EXTRACT section start

We investigated the potential role of cingulum and uncinate fasciculus integrity in trauma-related neural hypervigilance, indexed by less discrimination between amygdala activation to novel and familiar affective images.

Participants

22 women (mean age 21.7 ± 3.9 years) with a history of trauma, and 20 no-trauma controls (mean age 21.9 ± 4.8 years).

Measures

Trauma exposure and trauma-related symptoms were assessed during structured clinical interview. White matter integrity in the anterior cingulum, parahippocampal cingulum, and uncinate fasciculus was measured using diffusion weighted imaging. Amygdala response to novel and familiar affective scenes was measured with functional magnetic resonance imaging.

Results

Trauma-exposed women showed less discrimination between novel and familiar negative images in the amygdala compared to no-trauma controls. In trauma-exposed women, less amygdala discrimination between novel and familiar affective images was associated with less structural integrity in the anterior cingulum, but was not associated with structural integrity of the parahippocampal cingulum or the uncinate fasciculus.

Conclusions

The anterior cingulum might play an important role in impaired novelty discrimination for affective information in the amygdala. This impairment is potentially driven by inefficient habituation and could contribute to persistent behavioral hypervigilance following trauma exposure.

Keywords: Cingulum, White matter, Amygdala, Hypervigilance, Diffusion imaging, Trauma

Highlights

  • Trauma-exposed women showed impaired amygdala novelty discrimination for negative images.

  • Less novelty discrimination in the amygdala was associated with less anterior cingulum integrity.

  • The anterior cingulum might play a role in trauma-related behavioral hypervigilance.

EXTRACT section end
THE DATA section start

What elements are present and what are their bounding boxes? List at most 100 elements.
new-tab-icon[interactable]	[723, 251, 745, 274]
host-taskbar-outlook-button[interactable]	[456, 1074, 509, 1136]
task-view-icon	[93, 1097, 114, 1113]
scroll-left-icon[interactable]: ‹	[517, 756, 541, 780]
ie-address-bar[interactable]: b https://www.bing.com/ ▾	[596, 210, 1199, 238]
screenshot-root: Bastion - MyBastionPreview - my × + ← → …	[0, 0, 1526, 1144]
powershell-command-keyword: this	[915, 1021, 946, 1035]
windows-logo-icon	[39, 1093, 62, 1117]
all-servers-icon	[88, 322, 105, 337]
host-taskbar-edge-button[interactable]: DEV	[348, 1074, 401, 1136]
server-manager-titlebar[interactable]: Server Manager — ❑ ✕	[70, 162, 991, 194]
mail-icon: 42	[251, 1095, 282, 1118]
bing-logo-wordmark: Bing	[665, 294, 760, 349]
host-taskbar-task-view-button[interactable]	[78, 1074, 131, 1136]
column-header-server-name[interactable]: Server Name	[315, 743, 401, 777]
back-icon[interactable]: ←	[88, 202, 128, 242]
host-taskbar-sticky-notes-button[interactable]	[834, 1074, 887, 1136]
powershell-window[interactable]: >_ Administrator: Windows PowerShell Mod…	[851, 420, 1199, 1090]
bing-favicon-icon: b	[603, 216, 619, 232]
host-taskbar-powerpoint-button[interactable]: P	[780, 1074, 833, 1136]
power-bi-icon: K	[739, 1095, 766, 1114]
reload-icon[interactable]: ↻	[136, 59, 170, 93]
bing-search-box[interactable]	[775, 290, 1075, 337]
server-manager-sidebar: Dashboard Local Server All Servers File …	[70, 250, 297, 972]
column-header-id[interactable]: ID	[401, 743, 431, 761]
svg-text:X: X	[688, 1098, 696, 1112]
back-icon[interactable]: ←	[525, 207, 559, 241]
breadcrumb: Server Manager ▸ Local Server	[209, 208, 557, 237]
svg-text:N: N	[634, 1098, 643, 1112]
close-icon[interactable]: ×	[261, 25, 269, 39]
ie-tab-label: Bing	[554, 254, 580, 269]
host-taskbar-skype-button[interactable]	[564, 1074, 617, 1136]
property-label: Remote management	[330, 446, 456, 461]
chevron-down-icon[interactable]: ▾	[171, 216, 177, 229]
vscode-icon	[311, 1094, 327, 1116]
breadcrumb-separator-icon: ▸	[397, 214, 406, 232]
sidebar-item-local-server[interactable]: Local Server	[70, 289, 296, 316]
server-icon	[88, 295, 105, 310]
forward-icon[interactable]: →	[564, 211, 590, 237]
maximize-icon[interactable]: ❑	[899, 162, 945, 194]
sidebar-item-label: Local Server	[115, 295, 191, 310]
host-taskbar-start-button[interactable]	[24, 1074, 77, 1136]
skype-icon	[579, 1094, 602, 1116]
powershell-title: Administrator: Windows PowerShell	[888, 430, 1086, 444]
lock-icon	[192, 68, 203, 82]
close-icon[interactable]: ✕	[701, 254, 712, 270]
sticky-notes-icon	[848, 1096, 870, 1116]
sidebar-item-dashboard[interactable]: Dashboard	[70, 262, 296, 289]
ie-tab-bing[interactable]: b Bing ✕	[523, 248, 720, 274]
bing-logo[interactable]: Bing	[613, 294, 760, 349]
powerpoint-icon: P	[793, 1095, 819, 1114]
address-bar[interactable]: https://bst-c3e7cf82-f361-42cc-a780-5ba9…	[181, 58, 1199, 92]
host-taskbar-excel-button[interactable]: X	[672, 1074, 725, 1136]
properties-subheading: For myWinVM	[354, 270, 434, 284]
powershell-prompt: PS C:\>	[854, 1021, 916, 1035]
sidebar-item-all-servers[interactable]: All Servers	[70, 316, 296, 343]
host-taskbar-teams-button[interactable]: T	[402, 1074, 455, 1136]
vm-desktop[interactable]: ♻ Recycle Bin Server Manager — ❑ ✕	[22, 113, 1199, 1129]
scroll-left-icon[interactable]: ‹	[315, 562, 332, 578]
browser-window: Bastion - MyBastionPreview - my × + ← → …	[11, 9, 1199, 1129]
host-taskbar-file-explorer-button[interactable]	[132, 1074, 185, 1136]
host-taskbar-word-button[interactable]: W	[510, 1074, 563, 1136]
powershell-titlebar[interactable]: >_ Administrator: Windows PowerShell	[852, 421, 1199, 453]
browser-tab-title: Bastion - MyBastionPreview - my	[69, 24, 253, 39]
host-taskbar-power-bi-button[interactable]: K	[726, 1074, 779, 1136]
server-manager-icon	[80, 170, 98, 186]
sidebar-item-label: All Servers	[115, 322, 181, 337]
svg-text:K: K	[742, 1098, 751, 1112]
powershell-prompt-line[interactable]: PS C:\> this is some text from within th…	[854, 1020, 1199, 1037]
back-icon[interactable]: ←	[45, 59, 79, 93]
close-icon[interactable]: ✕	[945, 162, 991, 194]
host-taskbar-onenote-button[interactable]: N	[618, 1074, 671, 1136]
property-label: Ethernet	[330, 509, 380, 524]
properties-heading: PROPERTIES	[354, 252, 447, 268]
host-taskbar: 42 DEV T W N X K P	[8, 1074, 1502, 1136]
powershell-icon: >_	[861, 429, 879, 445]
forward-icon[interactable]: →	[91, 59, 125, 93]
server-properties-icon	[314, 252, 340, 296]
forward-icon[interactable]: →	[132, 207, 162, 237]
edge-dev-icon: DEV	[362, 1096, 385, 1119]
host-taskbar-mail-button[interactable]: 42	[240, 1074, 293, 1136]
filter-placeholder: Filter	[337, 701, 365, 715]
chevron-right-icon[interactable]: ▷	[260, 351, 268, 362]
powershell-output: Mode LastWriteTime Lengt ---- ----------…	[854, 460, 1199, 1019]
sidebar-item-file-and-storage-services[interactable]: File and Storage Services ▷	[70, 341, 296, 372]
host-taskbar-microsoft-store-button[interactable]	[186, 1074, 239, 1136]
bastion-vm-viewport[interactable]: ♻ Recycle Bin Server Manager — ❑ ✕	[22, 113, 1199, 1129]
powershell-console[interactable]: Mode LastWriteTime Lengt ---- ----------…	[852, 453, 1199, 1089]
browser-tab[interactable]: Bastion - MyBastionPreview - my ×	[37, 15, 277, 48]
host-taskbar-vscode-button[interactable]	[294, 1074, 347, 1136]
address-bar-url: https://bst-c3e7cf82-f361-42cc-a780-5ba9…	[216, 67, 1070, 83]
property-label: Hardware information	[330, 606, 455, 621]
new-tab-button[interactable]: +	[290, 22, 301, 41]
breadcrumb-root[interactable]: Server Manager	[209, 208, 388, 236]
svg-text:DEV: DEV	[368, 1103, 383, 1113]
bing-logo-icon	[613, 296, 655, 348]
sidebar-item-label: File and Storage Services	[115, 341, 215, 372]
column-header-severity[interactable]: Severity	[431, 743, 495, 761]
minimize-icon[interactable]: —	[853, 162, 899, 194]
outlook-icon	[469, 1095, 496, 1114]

THE DATA section end

• **TO DO**
Reproduce the passage of the abstract on trauma and amygdala novelty discrimination that runs between "Keywords: Cingulum, White" and "anterior cingulum integrity.", inclusive, without altering a word.

• **OUTPUT FOR THIS EXERCISE**
Keywords: Cingulum, White matter, Amygdala, Hypervigilance, Diffusion imaging, Trauma

Highlights

  • Trauma-exposed women showed impaired amygdala novelty discrimination for negative images.

  • Less novelty discrimination in the amygdala was associated with less anterior cingulum integrity.